** Begin Data provided **
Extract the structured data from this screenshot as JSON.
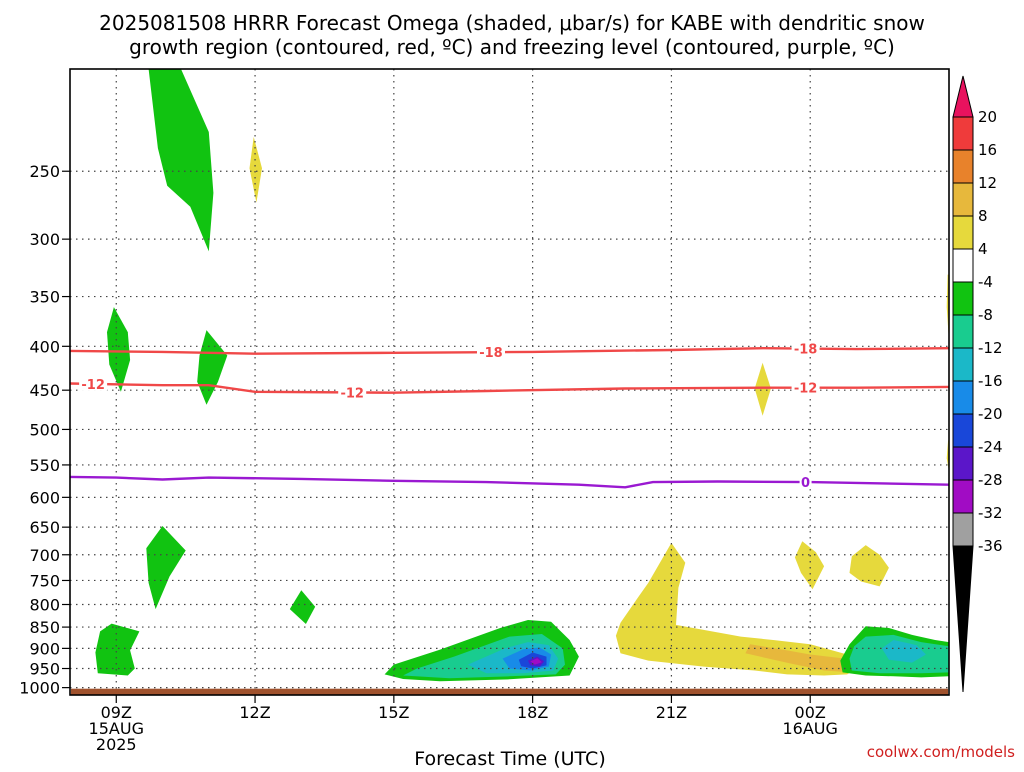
{
  "title_line1": "2025081508 HRRR Forecast Omega (shaded, μbar/s) for KABE with dendritic snow",
  "title_line2": "growth region (contoured, red, ºC) and freezing level (contoured, purple, ºC)",
  "xlabel": "Forecast Time (UTC)",
  "credit": "coolwx.com/models",
  "chart_data": {
    "type": "heatmap",
    "y_axis": {
      "label": "",
      "scale": "log-pressure",
      "range_hPa": [
        1020,
        190
      ],
      "ticks": [
        250,
        300,
        350,
        400,
        450,
        500,
        550,
        600,
        650,
        700,
        750,
        800,
        850,
        900,
        950,
        1000
      ]
    },
    "x_axis": {
      "label": "Forecast Time (UTC)",
      "range_hours": [
        8,
        27
      ],
      "ticks": [
        {
          "hour": 9,
          "lines": [
            "09Z",
            "15AUG",
            "2025"
          ]
        },
        {
          "hour": 12,
          "lines": [
            "12Z"
          ]
        },
        {
          "hour": 15,
          "lines": [
            "15Z"
          ]
        },
        {
          "hour": 18,
          "lines": [
            "18Z"
          ]
        },
        {
          "hour": 21,
          "lines": [
            "21Z"
          ]
        },
        {
          "hour": 24,
          "lines": [
            "00Z",
            "16AUG"
          ]
        }
      ],
      "grid": "dotted"
    },
    "colorbar": {
      "levels": [
        20,
        16,
        12,
        8,
        4,
        -4,
        -8,
        -12,
        -16,
        -20,
        -24,
        -28,
        -32,
        -36
      ],
      "colors": [
        "#e8125e",
        "#ef3b3b",
        "#e8822b",
        "#e7b83c",
        "#e6d93c",
        "#ffffff",
        "#11c311",
        "#19cc8f",
        "#1bb8c8",
        "#188be8",
        "#1947d9",
        "#5b16c9",
        "#a10cc4",
        "#a0a0a0",
        "#000000"
      ]
    },
    "contours": [
      {
        "name": "-18",
        "color": "#f04848",
        "points": [
          [
            8,
            405
          ],
          [
            10,
            406
          ],
          [
            12,
            408
          ],
          [
            15,
            407
          ],
          [
            18,
            406
          ],
          [
            21,
            404
          ],
          [
            23,
            402
          ],
          [
            25,
            403
          ],
          [
            27,
            402
          ]
        ],
        "labels": [
          {
            "hour": 17.1,
            "text": "-18"
          },
          {
            "hour": 23.9,
            "text": "-18"
          }
        ]
      },
      {
        "name": "-12",
        "color": "#f04848",
        "points": [
          [
            8,
            442
          ],
          [
            10,
            444
          ],
          [
            11,
            444
          ],
          [
            12,
            452
          ],
          [
            15,
            453
          ],
          [
            17,
            451
          ],
          [
            20,
            448
          ],
          [
            23,
            447
          ],
          [
            25,
            447
          ],
          [
            27,
            446
          ]
        ],
        "labels": [
          {
            "hour": 8.5,
            "text": "-12"
          },
          {
            "hour": 14.1,
            "text": "-12"
          },
          {
            "hour": 23.9,
            "text": "-12"
          }
        ]
      },
      {
        "name": "0",
        "color": "#9a19d1",
        "points": [
          [
            8,
            568
          ],
          [
            9,
            569
          ],
          [
            10,
            572
          ],
          [
            11,
            569
          ],
          [
            13,
            571
          ],
          [
            15,
            574
          ],
          [
            17,
            576
          ],
          [
            19,
            580
          ],
          [
            20,
            584
          ],
          [
            20.6,
            576
          ],
          [
            22,
            575
          ],
          [
            24,
            576
          ],
          [
            27,
            580
          ]
        ],
        "labels": [
          {
            "hour": 23.9,
            "text": "0"
          }
        ]
      }
    ],
    "shaded_regions": [
      {
        "level": "-4 to -8",
        "color": "#11c311",
        "points": [
          [
            9.7,
            190
          ],
          [
            10.4,
            190
          ],
          [
            11.0,
            225
          ],
          [
            11.1,
            265
          ],
          [
            11.0,
            310
          ],
          [
            10.6,
            275
          ],
          [
            10.1,
            260
          ],
          [
            9.9,
            235
          ]
        ]
      },
      {
        "level": "4 to 8",
        "color": "#e6d93c",
        "points": [
          [
            11.97,
            228
          ],
          [
            12.15,
            248
          ],
          [
            12.03,
            272
          ],
          [
            11.88,
            248
          ]
        ]
      },
      {
        "level": "-4 to -8",
        "color": "#11c311",
        "points": [
          [
            8.95,
            360
          ],
          [
            9.25,
            385
          ],
          [
            9.3,
            415
          ],
          [
            9.1,
            452
          ],
          [
            8.85,
            420
          ],
          [
            8.8,
            385
          ]
        ]
      },
      {
        "level": "-4 to -8",
        "color": "#11c311",
        "points": [
          [
            10.95,
            383
          ],
          [
            11.4,
            410
          ],
          [
            11.2,
            440
          ],
          [
            10.95,
            468
          ],
          [
            10.75,
            440
          ],
          [
            10.8,
            410
          ]
        ]
      },
      {
        "level": "4 to 8",
        "color": "#e6d93c",
        "points": [
          [
            22.97,
            418
          ],
          [
            23.15,
            448
          ],
          [
            22.97,
            482
          ],
          [
            22.8,
            448
          ]
        ]
      },
      {
        "level": "4 to 8",
        "color": "#e6d93c",
        "points": [
          [
            26.97,
            330
          ],
          [
            27.0,
            330
          ],
          [
            27.0,
            395
          ],
          [
            26.95,
            360
          ]
        ]
      },
      {
        "level": "4 to 8",
        "color": "#e6d93c",
        "points": [
          [
            26.98,
            515
          ],
          [
            27.0,
            515
          ],
          [
            27.0,
            560
          ],
          [
            26.95,
            540
          ]
        ]
      },
      {
        "level": "-4 to -8",
        "color": "#11c311",
        "points": [
          [
            10.0,
            648
          ],
          [
            10.5,
            692
          ],
          [
            10.15,
            742
          ],
          [
            9.85,
            810
          ],
          [
            9.7,
            755
          ],
          [
            9.65,
            688
          ]
        ]
      },
      {
        "level": "-4 to -8",
        "color": "#11c311",
        "points": [
          [
            13.0,
            770
          ],
          [
            13.3,
            805
          ],
          [
            13.1,
            843
          ],
          [
            12.75,
            810
          ]
        ]
      },
      {
        "level": "-4 to -8",
        "color": "#11c311",
        "points": [
          [
            8.9,
            842
          ],
          [
            9.5,
            860
          ],
          [
            9.3,
            905
          ],
          [
            9.4,
            950
          ],
          [
            9.25,
            968
          ],
          [
            8.6,
            962
          ],
          [
            8.55,
            910
          ],
          [
            8.65,
            860
          ]
        ]
      },
      {
        "level": "4 to 8",
        "color": "#e6d93c",
        "points": [
          [
            23.83,
            675
          ],
          [
            24.12,
            695
          ],
          [
            24.3,
            722
          ],
          [
            24.05,
            768
          ],
          [
            23.8,
            735
          ],
          [
            23.67,
            705
          ]
        ]
      },
      {
        "level": "4 to 8",
        "color": "#e6d93c",
        "points": [
          [
            25.2,
            682
          ],
          [
            25.5,
            700
          ],
          [
            25.7,
            725
          ],
          [
            25.5,
            762
          ],
          [
            25.1,
            752
          ],
          [
            24.85,
            735
          ],
          [
            24.9,
            703
          ]
        ]
      },
      {
        "level": "4 to 8",
        "color": "#e6d93c",
        "points": [
          [
            21.0,
            678
          ],
          [
            21.3,
            715
          ],
          [
            21.15,
            765
          ],
          [
            21.1,
            845
          ],
          [
            22.5,
            872
          ],
          [
            23.2,
            880
          ],
          [
            24.0,
            890
          ],
          [
            24.8,
            915
          ],
          [
            25.0,
            950
          ],
          [
            24.8,
            965
          ],
          [
            24.3,
            968
          ],
          [
            23.5,
            965
          ],
          [
            22.8,
            955
          ],
          [
            21.7,
            945
          ],
          [
            20.5,
            930
          ],
          [
            19.9,
            912
          ],
          [
            19.8,
            870
          ],
          [
            19.9,
            840
          ],
          [
            20.3,
            782
          ],
          [
            20.5,
            755
          ]
        ]
      },
      {
        "level": "8 to 12",
        "color": "#e7b83c",
        "points": [
          [
            22.7,
            890
          ],
          [
            23.5,
            905
          ],
          [
            24.0,
            915
          ],
          [
            24.9,
            927
          ],
          [
            24.9,
            960
          ],
          [
            24.3,
            955
          ],
          [
            23.6,
            938
          ],
          [
            22.6,
            912
          ]
        ]
      },
      {
        "level": "-4 to -8",
        "color": "#11c311",
        "points": [
          [
            15.0,
            940
          ],
          [
            16.0,
            903
          ],
          [
            17.3,
            852
          ],
          [
            17.9,
            834
          ],
          [
            18.4,
            838
          ],
          [
            18.8,
            880
          ],
          [
            19.0,
            920
          ],
          [
            18.8,
            968
          ],
          [
            17.5,
            978
          ],
          [
            16.0,
            983
          ],
          [
            15.2,
            977
          ],
          [
            14.8,
            965
          ]
        ]
      },
      {
        "level": "-8 to -12",
        "color": "#19cc8f",
        "points": [
          [
            15.5,
            950
          ],
          [
            16.3,
            920
          ],
          [
            17.5,
            872
          ],
          [
            18.2,
            866
          ],
          [
            18.65,
            900
          ],
          [
            18.7,
            940
          ],
          [
            18.5,
            965
          ],
          [
            17.5,
            970
          ],
          [
            16.2,
            975
          ],
          [
            15.2,
            968
          ]
        ]
      },
      {
        "level": "-12 to -16",
        "color": "#1bb8c8",
        "points": [
          [
            16.6,
            940
          ],
          [
            17.4,
            900
          ],
          [
            17.9,
            885
          ],
          [
            18.35,
            892
          ],
          [
            18.55,
            925
          ],
          [
            18.45,
            955
          ],
          [
            17.8,
            962
          ],
          [
            17.0,
            962
          ]
        ]
      },
      {
        "level": "-16 to -20",
        "color": "#188be8",
        "points": [
          [
            17.35,
            925
          ],
          [
            17.8,
            902
          ],
          [
            18.15,
            898
          ],
          [
            18.4,
            915
          ],
          [
            18.35,
            945
          ],
          [
            17.95,
            955
          ],
          [
            17.5,
            950
          ]
        ]
      },
      {
        "level": "-20 to -24",
        "color": "#1947d9",
        "points": [
          [
            17.7,
            928
          ],
          [
            18.0,
            910
          ],
          [
            18.3,
            920
          ],
          [
            18.3,
            942
          ],
          [
            18.0,
            950
          ],
          [
            17.75,
            944
          ]
        ]
      },
      {
        "level": "-24 to -28",
        "color": "#5b16c9",
        "points": [
          [
            17.9,
            930
          ],
          [
            18.1,
            920
          ],
          [
            18.25,
            932
          ],
          [
            18.15,
            945
          ],
          [
            17.95,
            942
          ]
        ]
      },
      {
        "level": "-28 to -32",
        "color": "#a10cc4",
        "points": [
          [
            17.95,
            932
          ],
          [
            18.1,
            924
          ],
          [
            18.2,
            934
          ],
          [
            18.05,
            940
          ]
        ]
      },
      {
        "level": "-4 to -8",
        "color": "#11c311",
        "points": [
          [
            25.2,
            848
          ],
          [
            25.7,
            852
          ],
          [
            26.2,
            868
          ],
          [
            26.7,
            880
          ],
          [
            27.0,
            885
          ],
          [
            27.0,
            970
          ],
          [
            26.4,
            973
          ],
          [
            25.8,
            970
          ],
          [
            25.2,
            968
          ],
          [
            24.7,
            960
          ],
          [
            24.65,
            930
          ],
          [
            24.85,
            890
          ]
        ]
      },
      {
        "level": "-8 to -12",
        "color": "#19cc8f",
        "points": [
          [
            25.2,
            872
          ],
          [
            25.8,
            868
          ],
          [
            26.4,
            885
          ],
          [
            27.0,
            895
          ],
          [
            27.0,
            960
          ],
          [
            26.4,
            962
          ],
          [
            25.5,
            962
          ],
          [
            24.9,
            955
          ],
          [
            24.85,
            925
          ],
          [
            24.95,
            895
          ]
        ]
      },
      {
        "level": "-12 to -16",
        "color": "#1bb8c8",
        "points": [
          [
            25.8,
            880
          ],
          [
            26.3,
            892
          ],
          [
            26.5,
            915
          ],
          [
            26.2,
            935
          ],
          [
            25.7,
            928
          ],
          [
            25.55,
            900
          ]
        ]
      }
    ],
    "terrain": {
      "color": "#a0522d",
      "top_hPa": 1003
    }
  }
}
** End Data provided **
What the task requires =>
Look over the records above and copy each line that includes the string "Forecast".

Full answer =>
  "title_line1": "2025081508 HRRR Forecast Omega (shaded, μbar/s) for KABE with dendritic snow",
  "xlabel": "Forecast Time (UTC)",
      "label": "Forecast Time (UTC)",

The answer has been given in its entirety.